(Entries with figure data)
_ _ _

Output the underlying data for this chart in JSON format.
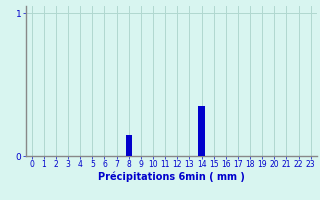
{
  "hours": [
    0,
    1,
    2,
    3,
    4,
    5,
    6,
    7,
    8,
    9,
    10,
    11,
    12,
    13,
    14,
    15,
    16,
    17,
    18,
    19,
    20,
    21,
    22,
    23
  ],
  "values": [
    0,
    0,
    0,
    0,
    0,
    0,
    0,
    0,
    0.15,
    0,
    0,
    0,
    0,
    0,
    0.35,
    0,
    0,
    0,
    0,
    0,
    0,
    0,
    0,
    0
  ],
  "bar_color": "#0000cc",
  "background_color": "#d8f5f0",
  "grid_color": "#b0d8d0",
  "axis_color": "#888888",
  "text_color": "#0000cc",
  "xlabel": "Précipitations 6min ( mm )",
  "yticks": [
    0,
    1
  ],
  "ylim": [
    0,
    1.05
  ],
  "xlim": [
    -0.5,
    23.5
  ],
  "bar_width": 0.5,
  "xlabel_fontsize": 7,
  "tick_fontsize": 5.5
}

_ _ _

**Written instruction:** Images must not appear in the copy; reproduce everything else in the records verbatim.

**Task output:**
Output the underlying data for this chart in JSON format.
{
  "hours": [
    0,
    1,
    2,
    3,
    4,
    5,
    6,
    7,
    8,
    9,
    10,
    11,
    12,
    13,
    14,
    15,
    16,
    17,
    18,
    19,
    20,
    21,
    22,
    23
  ],
  "values": [
    0,
    0,
    0,
    0,
    0,
    0,
    0,
    0,
    0.15,
    0,
    0,
    0,
    0,
    0,
    0.35,
    0,
    0,
    0,
    0,
    0,
    0,
    0,
    0,
    0
  ],
  "bar_color": "#0000cc",
  "background_color": "#d8f5f0",
  "grid_color": "#b0d8d0",
  "axis_color": "#888888",
  "text_color": "#0000cc",
  "xlabel": "Précipitations 6min ( mm )",
  "yticks": [
    0,
    1
  ],
  "ylim": [
    0,
    1.05
  ],
  "xlim": [
    -0.5,
    23.5
  ],
  "bar_width": 0.5,
  "xlabel_fontsize": 7,
  "tick_fontsize": 5.5
}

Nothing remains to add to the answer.